#### Instruction:
Give back all the data exactly, line by line.

#### Data:
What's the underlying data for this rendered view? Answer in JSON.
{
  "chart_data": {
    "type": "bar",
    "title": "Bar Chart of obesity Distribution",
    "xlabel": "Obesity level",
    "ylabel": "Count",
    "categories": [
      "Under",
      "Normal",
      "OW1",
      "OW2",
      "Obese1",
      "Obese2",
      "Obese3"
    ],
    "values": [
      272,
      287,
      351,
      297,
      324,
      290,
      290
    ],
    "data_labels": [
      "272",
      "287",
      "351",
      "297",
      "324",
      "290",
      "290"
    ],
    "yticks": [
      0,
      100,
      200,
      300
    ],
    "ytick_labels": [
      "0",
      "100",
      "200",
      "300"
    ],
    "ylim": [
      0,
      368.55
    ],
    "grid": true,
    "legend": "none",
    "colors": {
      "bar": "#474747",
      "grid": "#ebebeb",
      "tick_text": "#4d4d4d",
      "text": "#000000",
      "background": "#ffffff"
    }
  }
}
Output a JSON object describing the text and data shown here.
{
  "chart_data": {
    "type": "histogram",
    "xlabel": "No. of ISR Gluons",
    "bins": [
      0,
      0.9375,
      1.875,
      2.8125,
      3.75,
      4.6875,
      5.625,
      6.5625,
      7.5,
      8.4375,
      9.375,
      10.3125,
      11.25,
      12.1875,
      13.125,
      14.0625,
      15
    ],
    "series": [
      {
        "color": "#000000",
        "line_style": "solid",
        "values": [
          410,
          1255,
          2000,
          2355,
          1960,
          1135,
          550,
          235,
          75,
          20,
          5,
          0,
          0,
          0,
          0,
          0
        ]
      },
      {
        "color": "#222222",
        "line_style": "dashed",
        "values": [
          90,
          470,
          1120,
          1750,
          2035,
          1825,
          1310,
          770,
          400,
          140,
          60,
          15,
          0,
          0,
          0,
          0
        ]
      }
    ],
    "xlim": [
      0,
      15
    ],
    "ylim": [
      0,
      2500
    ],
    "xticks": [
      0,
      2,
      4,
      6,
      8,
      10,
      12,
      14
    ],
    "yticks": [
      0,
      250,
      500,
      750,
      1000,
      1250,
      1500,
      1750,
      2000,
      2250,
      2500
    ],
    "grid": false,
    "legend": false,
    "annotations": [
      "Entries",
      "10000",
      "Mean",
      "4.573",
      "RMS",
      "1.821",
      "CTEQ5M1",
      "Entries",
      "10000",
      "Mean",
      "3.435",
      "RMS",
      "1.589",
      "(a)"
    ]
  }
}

#### Worked solution:
What's the underlying data for this rendered view? Answer in JSON.
{
  "chart_data": {
    "type": "bar",
    "title": "Bar Chart of obesity Distribution",
    "xlabel": "Obesity level",
    "ylabel": "Count",
    "categories": [
      "Under",
      "Normal",
      "OW1",
      "OW2",
      "Obese1",
      "Obese2",
      "Obese3"
    ],
    "values": [
      272,
      287,
      351,
      297,
      324,
      290,
      290
    ],
    "data_labels": [
      "272",
      "287",
      "351",
      "297",
      "324",
      "290",
      "290"
    ],
    "yticks": [
      0,
      100,
      200,
      300
    ],
    "ytick_labels": [
      "0",
      "100",
      "200",
      "300"
    ],
    "ylim": [
      0,
      368.55
    ],
    "grid": true,
    "legend": "none",
    "colors": {
      "bar": "#474747",
      "grid": "#ebebeb",
      "tick_text": "#4d4d4d",
      "text": "#000000",
      "background": "#ffffff"
    }
  }
}
Output a JSON object describing the text and data shown here.
{
  "chart_data": {
    "type": "histogram",
    "xlabel": "No. of ISR Gluons",
    "bins": [
      0,
      0.9375,
      1.875,
      2.8125,
      3.75,
      4.6875,
      5.625,
      6.5625,
      7.5,
      8.4375,
      9.375,
      10.3125,
      11.25,
      12.1875,
      13.125,
      14.0625,
      15
    ],
    "series": [
      {
        "color": "#000000",
        "line_style": "solid",
        "values": [
          410,
          1255,
          2000,
          2355,
          1960,
          1135,
          550,
          235,
          75,
          20,
          5,
          0,
          0,
          0,
          0,
          0
        ]
      },
      {
        "color": "#222222",
        "line_style": "dashed",
        "values": [
          90,
          470,
          1120,
          1750,
          2035,
          1825,
          1310,
          770,
          400,
          140,
          60,
          15,
          0,
          0,
          0,
          0
        ]
      }
    ],
    "xlim": [
      0,
      15
    ],
    "ylim": [
      0,
      2500
    ],
    "xticks": [
      0,
      2,
      4,
      6,
      8,
      10,
      12,
      14
    ],
    "yticks": [
      0,
      250,
      500,
      750,
      1000,
      1250,
      1500,
      1750,
      2000,
      2250,
      2500
    ],
    "grid": false,
    "legend": false,
    "annotations": [
      "Entries",
      "10000",
      "Mean",
      "4.573",
      "RMS",
      "1.821",
      "CTEQ5M1",
      "Entries",
      "10000",
      "Mean",
      "3.435",
      "RMS",
      "1.589",
      "(a)"
    ]
  }
}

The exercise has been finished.